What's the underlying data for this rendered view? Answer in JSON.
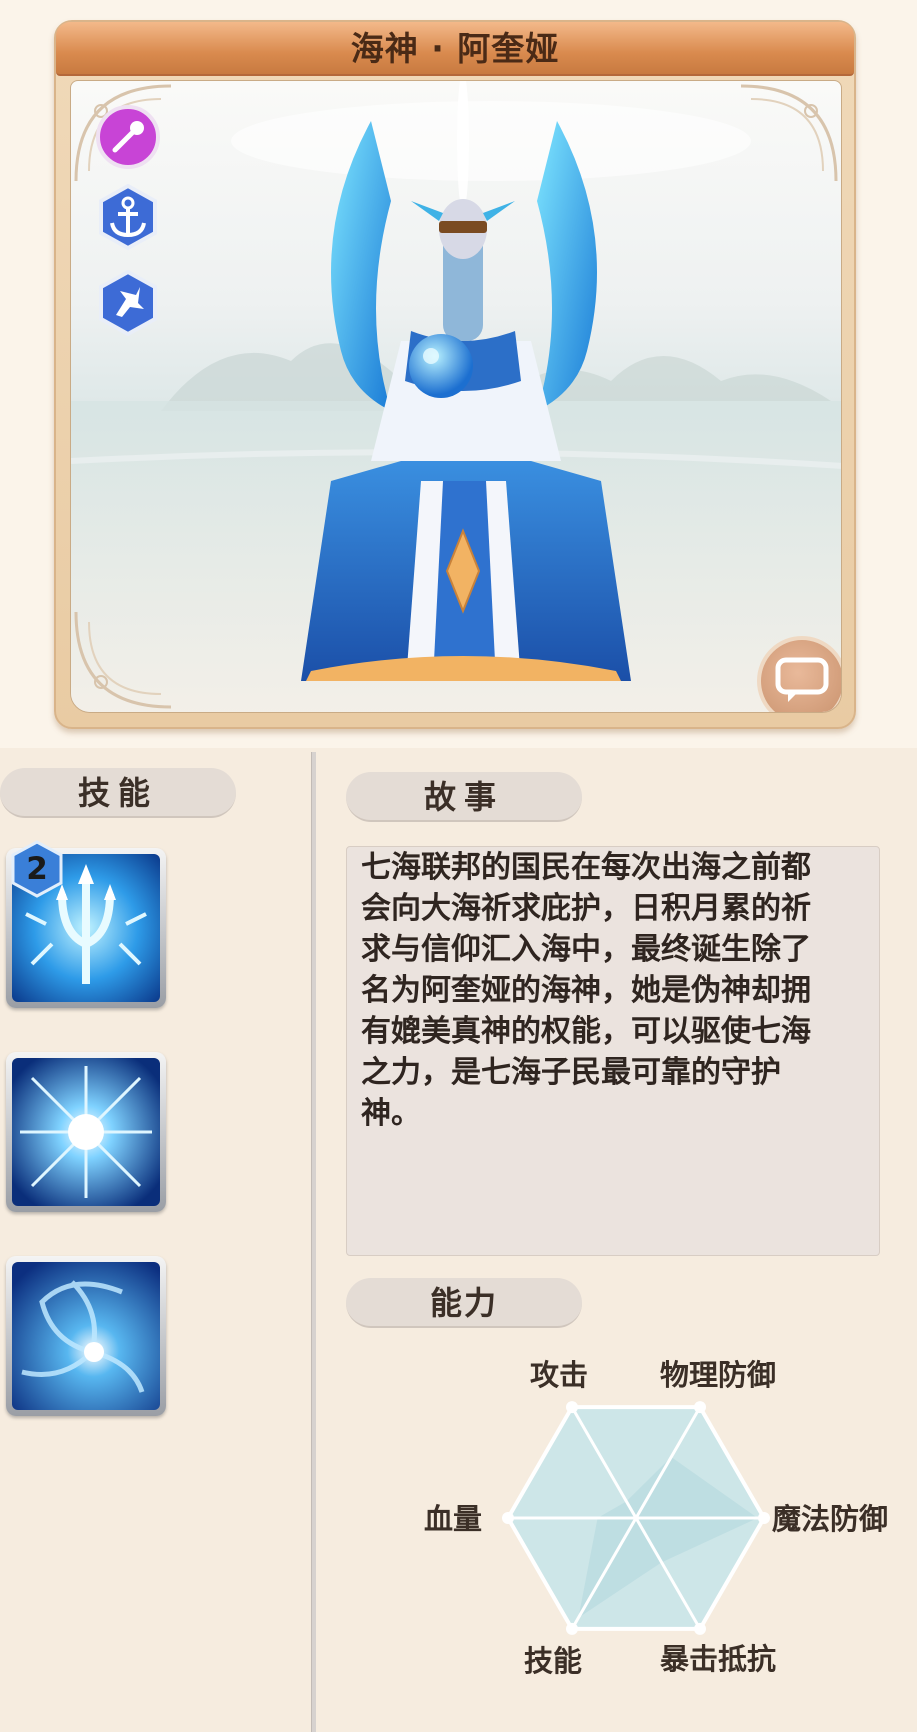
{
  "hero": {
    "name": "海神 · 阿奎娅",
    "class_icons": [
      "magic-staff-icon",
      "anchor-icon",
      "star-emblem-icon"
    ],
    "chat_icon": "speech-bubble-icon"
  },
  "skills": {
    "header": "技能",
    "items": [
      {
        "icon": "trident-skill-icon",
        "level": "2"
      },
      {
        "icon": "ice-burst-skill-icon"
      },
      {
        "icon": "whirlpool-skill-icon"
      }
    ]
  },
  "story": {
    "header": "故事",
    "text": "七海联邦的国民在每次出海之前都会向大海祈求庇护，日积月累的祈求与信仰汇入海中，最终诞生除了名为阿奎娅的海神，她是伪神却拥有媲美真神的权能，可以驱使七海之力，是七海子民最可靠的守护神。"
  },
  "ability": {
    "header": "能力",
    "axes": [
      "攻击",
      "物理防御",
      "魔法防御",
      "暴击抵抗",
      "技能",
      "血量"
    ],
    "values": [
      0.15,
      0.55,
      0.95,
      0.4,
      0.9,
      0.3
    ],
    "colors": {
      "fill": "#cde6e8",
      "accent": "#bcdde1",
      "stroke": "#ffffff"
    }
  }
}
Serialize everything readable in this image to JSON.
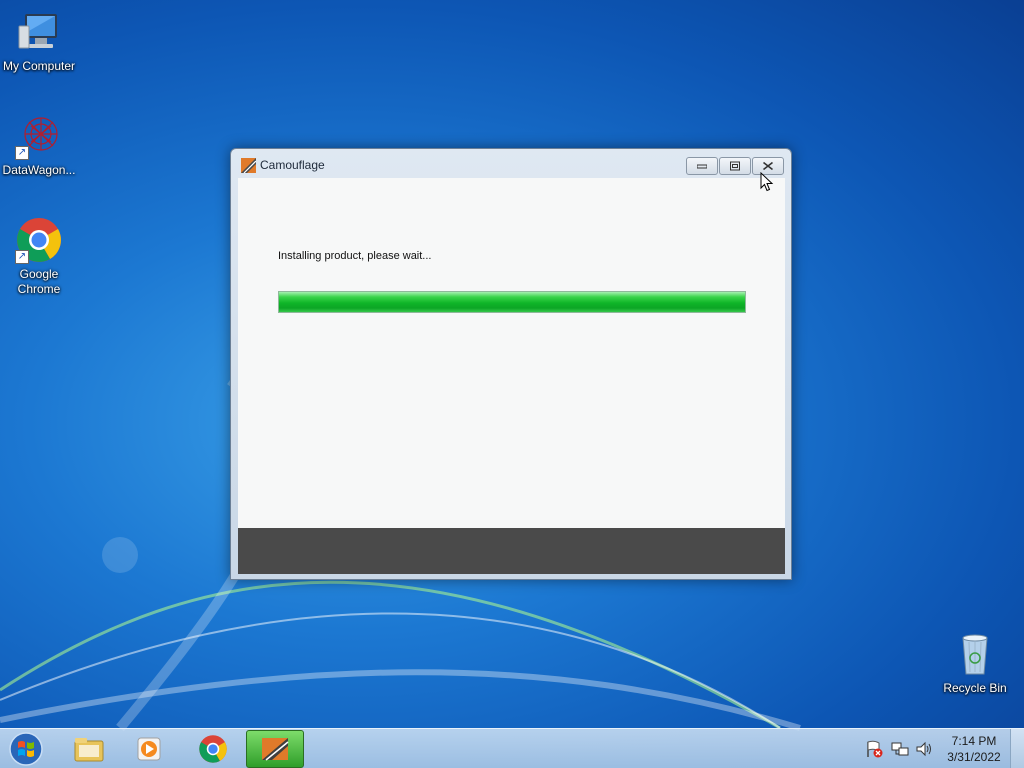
{
  "desktop": {
    "icons": [
      {
        "label": "My Computer",
        "icon": "computer-icon"
      },
      {
        "label": "DataWagon...",
        "icon": "datawagon-icon"
      },
      {
        "label": "Google Chrome",
        "icon": "chrome-icon"
      },
      {
        "label": "Recycle Bin",
        "icon": "recycle-bin-icon"
      }
    ]
  },
  "window": {
    "title": "Camouflage",
    "status_text": "Installing product, please wait...",
    "progress_percent": 100
  },
  "taskbar": {
    "pinned": [
      {
        "icon": "file-explorer-icon"
      },
      {
        "icon": "media-player-icon"
      },
      {
        "icon": "chrome-icon"
      },
      {
        "icon": "camouflage-icon",
        "active": true
      }
    ],
    "tray": [
      "action-center-flag-icon",
      "network-icon",
      "volume-icon"
    ],
    "clock_time": "7:14 PM",
    "clock_date": "3/31/2022"
  },
  "colors": {
    "progress_green": "#0fb528",
    "footer_bar": "#4a4a4a",
    "desktop_blue": "#1c78d2"
  }
}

- [Required task]:
Exactly the lines from the line containing "Serialize everything readable" through the last line of the entries above are to be quoted, both included, and nothing else. Pictures are left out.

- [Full output]:
Serialize everything readable in this image to JSON.
{
  "desktop": {
    "icons": [
      {
        "label": "My Computer",
        "icon": "computer-icon"
      },
      {
        "label": "DataWagon...",
        "icon": "datawagon-icon"
      },
      {
        "label": "Google Chrome",
        "icon": "chrome-icon"
      },
      {
        "label": "Recycle Bin",
        "icon": "recycle-bin-icon"
      }
    ]
  },
  "window": {
    "title": "Camouflage",
    "status_text": "Installing product, please wait...",
    "progress_percent": 100
  },
  "taskbar": {
    "pinned": [
      {
        "icon": "file-explorer-icon"
      },
      {
        "icon": "media-player-icon"
      },
      {
        "icon": "chrome-icon"
      },
      {
        "icon": "camouflage-icon",
        "active": true
      }
    ],
    "tray": [
      "action-center-flag-icon",
      "network-icon",
      "volume-icon"
    ],
    "clock_time": "7:14 PM",
    "clock_date": "3/31/2022"
  },
  "colors": {
    "progress_green": "#0fb528",
    "footer_bar": "#4a4a4a",
    "desktop_blue": "#1c78d2"
  }
}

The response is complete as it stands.